Stored entries:
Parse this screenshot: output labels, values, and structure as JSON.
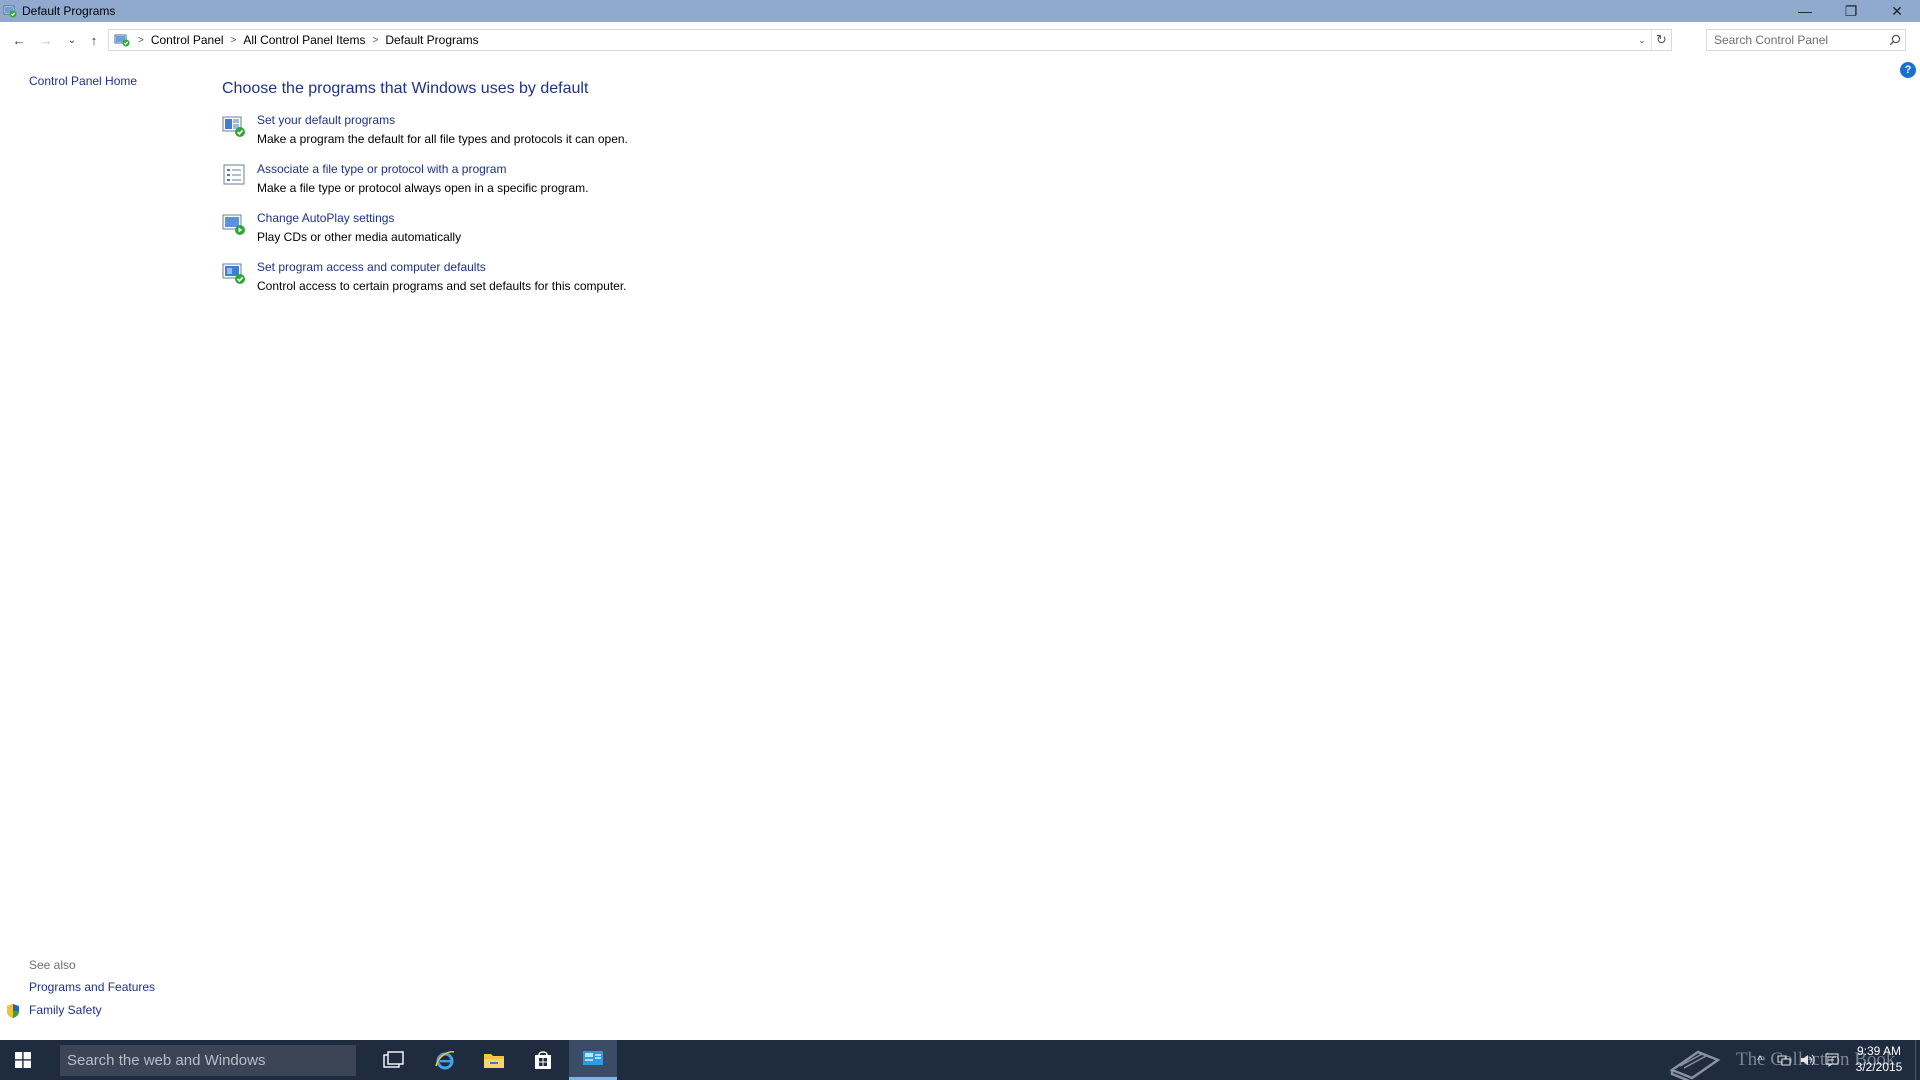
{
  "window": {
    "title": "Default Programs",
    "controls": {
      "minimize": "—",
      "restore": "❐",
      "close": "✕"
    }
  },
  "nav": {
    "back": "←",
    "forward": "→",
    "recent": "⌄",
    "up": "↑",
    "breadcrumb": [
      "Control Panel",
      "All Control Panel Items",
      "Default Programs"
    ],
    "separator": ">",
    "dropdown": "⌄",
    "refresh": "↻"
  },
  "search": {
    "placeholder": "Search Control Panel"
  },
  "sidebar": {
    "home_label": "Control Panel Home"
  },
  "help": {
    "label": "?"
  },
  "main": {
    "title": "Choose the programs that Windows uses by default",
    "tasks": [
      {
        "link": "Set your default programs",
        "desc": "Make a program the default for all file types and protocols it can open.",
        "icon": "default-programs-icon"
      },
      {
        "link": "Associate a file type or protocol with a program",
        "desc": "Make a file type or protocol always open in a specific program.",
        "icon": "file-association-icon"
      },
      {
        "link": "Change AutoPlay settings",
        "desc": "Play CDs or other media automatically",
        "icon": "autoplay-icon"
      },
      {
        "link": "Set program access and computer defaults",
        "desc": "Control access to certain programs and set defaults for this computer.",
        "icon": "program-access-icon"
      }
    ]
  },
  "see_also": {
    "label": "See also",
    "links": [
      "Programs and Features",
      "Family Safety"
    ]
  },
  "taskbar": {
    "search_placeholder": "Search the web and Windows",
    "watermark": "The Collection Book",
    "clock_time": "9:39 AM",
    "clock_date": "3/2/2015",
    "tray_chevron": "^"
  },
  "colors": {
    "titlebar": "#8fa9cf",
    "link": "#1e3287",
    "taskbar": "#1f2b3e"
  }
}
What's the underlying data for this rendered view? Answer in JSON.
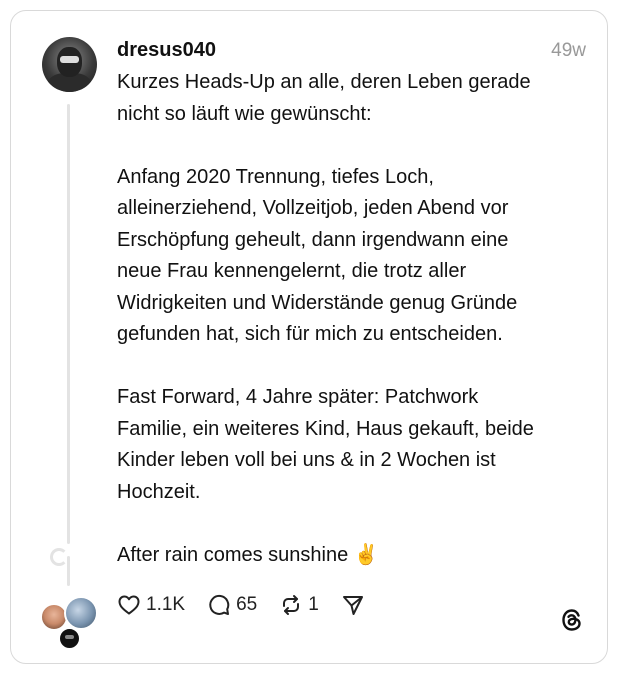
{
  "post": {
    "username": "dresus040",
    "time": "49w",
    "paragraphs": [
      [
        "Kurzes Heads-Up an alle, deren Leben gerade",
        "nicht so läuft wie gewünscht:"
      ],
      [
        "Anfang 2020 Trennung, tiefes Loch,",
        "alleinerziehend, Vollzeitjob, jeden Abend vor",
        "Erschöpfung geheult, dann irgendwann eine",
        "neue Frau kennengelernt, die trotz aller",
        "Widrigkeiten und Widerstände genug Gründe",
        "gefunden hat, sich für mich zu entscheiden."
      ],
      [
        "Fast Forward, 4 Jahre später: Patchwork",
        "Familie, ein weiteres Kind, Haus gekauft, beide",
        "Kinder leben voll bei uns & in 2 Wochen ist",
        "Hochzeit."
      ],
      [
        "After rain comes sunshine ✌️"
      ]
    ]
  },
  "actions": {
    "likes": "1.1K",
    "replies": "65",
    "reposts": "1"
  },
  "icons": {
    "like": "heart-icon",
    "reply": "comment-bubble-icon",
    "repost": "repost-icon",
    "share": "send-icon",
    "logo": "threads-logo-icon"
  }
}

WORK TO COMPLETE
Your task is to gather every line with the word "this" and copy it.

THE COMPLETED TASK
Parse this screenshot: output labels, values, and structure as JSON.
        "desc": "Control access to certain programs and set defaults for this computer.",
What's the underlying data for this rendered view? Answer in JSON.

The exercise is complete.